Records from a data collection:
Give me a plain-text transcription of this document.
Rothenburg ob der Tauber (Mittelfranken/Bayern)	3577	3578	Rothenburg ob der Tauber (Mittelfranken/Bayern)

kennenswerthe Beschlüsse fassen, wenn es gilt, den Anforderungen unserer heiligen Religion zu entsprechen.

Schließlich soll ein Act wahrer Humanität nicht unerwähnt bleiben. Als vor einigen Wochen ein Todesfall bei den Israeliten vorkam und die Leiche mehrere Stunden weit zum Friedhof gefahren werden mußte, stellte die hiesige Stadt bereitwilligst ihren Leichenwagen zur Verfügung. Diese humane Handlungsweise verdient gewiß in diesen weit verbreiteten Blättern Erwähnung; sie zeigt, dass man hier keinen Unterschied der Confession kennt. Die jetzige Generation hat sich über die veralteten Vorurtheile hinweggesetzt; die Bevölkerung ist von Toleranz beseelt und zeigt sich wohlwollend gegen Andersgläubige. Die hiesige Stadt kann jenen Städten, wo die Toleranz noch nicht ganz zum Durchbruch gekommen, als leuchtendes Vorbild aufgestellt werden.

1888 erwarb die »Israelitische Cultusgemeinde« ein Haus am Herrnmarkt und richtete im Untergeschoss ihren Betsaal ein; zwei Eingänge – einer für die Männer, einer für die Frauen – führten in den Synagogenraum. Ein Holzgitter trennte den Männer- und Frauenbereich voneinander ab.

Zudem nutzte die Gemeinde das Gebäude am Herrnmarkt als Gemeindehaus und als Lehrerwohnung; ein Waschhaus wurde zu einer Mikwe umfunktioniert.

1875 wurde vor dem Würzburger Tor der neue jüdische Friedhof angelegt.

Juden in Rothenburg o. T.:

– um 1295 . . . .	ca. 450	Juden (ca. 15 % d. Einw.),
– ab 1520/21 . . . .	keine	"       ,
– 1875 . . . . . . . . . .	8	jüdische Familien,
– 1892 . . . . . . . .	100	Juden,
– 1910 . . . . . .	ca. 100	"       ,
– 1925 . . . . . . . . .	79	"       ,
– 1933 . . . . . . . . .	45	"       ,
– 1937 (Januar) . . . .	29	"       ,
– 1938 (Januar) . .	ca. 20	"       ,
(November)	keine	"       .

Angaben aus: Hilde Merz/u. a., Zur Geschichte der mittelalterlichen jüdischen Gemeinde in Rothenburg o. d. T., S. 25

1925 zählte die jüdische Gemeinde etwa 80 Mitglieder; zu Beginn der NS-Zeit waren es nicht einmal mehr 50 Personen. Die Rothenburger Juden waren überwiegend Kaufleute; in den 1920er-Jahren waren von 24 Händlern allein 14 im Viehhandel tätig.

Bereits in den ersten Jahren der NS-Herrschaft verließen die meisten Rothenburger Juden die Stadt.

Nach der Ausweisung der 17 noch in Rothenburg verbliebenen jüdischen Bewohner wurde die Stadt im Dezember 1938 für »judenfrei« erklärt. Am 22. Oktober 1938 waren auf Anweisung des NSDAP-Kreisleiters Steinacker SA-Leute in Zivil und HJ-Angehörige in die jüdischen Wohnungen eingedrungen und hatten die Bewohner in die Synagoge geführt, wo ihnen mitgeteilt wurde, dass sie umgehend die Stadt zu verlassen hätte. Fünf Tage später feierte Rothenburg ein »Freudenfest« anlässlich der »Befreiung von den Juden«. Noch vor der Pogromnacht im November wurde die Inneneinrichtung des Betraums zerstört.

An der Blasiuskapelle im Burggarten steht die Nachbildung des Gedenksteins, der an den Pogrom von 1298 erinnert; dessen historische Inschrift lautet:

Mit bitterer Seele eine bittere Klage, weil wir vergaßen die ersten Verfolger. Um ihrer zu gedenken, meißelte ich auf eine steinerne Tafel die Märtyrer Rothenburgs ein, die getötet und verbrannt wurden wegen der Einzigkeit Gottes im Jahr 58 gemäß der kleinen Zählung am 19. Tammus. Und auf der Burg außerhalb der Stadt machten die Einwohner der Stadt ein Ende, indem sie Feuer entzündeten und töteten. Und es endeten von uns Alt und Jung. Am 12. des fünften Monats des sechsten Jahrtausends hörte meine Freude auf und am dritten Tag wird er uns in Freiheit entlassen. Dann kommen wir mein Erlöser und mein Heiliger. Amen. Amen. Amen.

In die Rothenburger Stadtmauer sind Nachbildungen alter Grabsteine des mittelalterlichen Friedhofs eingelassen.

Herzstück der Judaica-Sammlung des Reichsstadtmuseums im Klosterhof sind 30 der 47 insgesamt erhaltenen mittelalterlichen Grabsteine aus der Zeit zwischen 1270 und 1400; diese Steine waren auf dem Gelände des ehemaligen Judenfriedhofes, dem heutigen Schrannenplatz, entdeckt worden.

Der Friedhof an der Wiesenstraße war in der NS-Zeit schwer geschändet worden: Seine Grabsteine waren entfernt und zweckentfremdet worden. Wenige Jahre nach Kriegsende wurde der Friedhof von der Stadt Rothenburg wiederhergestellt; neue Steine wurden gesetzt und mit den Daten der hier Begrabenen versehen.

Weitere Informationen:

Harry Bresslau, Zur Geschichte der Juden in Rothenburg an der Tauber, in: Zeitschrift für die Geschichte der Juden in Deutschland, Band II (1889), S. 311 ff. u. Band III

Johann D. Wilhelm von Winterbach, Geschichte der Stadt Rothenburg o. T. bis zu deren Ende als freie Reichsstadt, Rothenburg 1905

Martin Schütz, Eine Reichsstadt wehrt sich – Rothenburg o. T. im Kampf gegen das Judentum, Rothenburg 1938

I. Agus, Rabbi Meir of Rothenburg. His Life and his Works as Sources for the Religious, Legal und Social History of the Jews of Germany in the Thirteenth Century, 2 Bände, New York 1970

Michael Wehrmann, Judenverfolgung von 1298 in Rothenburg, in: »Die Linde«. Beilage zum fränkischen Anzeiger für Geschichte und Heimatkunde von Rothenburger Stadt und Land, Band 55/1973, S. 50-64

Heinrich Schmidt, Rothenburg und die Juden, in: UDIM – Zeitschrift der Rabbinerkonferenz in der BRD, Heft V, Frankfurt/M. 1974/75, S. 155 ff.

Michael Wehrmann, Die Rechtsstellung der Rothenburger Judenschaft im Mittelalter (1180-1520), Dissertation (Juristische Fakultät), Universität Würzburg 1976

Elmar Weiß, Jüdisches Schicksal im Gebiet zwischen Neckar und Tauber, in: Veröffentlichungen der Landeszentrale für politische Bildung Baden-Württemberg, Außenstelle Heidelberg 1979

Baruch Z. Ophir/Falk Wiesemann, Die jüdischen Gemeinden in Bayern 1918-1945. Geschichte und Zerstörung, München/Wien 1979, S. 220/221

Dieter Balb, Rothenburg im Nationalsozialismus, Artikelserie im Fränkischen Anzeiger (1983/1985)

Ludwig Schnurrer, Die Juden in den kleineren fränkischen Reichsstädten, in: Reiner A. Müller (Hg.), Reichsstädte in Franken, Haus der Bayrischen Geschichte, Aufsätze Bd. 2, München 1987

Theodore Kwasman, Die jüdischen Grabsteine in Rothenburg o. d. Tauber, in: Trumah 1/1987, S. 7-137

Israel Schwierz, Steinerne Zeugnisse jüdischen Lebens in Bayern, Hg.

...

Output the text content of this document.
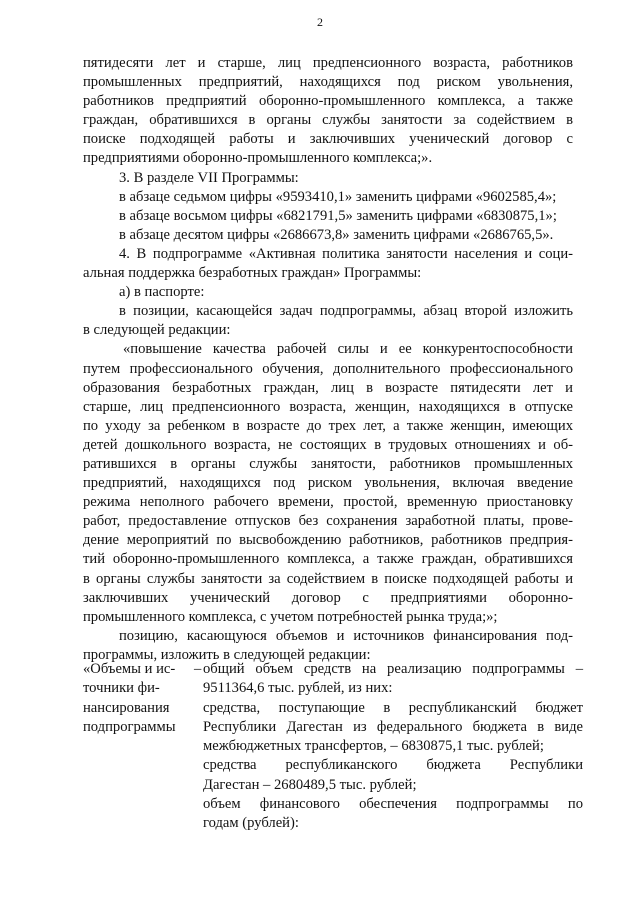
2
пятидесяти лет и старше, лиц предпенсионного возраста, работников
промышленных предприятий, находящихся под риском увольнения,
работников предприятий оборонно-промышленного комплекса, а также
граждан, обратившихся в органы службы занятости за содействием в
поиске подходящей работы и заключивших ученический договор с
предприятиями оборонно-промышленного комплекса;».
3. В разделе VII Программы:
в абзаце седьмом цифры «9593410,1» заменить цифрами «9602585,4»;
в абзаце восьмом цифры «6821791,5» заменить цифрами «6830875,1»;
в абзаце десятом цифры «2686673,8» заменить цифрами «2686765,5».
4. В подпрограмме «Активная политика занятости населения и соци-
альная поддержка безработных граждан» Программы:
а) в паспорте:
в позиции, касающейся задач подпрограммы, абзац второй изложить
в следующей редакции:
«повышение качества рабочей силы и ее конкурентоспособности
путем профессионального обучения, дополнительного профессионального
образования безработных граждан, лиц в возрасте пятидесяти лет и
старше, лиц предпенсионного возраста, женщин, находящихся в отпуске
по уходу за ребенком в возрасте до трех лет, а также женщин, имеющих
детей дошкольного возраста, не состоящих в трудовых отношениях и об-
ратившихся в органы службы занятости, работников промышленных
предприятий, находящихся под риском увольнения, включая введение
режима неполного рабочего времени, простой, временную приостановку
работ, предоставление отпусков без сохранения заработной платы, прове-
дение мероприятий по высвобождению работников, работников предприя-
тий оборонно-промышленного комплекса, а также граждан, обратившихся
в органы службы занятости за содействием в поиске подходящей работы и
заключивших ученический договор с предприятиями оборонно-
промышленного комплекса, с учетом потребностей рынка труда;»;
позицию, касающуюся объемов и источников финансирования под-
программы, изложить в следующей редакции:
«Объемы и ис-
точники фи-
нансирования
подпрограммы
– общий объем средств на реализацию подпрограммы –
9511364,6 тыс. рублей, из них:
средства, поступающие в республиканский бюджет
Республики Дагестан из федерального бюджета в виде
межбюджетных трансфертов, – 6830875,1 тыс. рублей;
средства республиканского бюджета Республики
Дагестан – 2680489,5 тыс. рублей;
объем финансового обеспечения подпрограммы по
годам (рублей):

## Instructions to follow
Locate all lines holding the word "подпрограммы", then copy them out.

## Solved exercise
в позиции, касающейся задач подпрограммы, абзац второй изложить
подпрограммы
– общий объем средств на реализацию подпрограммы –
объем финансового обеспечения подпрограммы по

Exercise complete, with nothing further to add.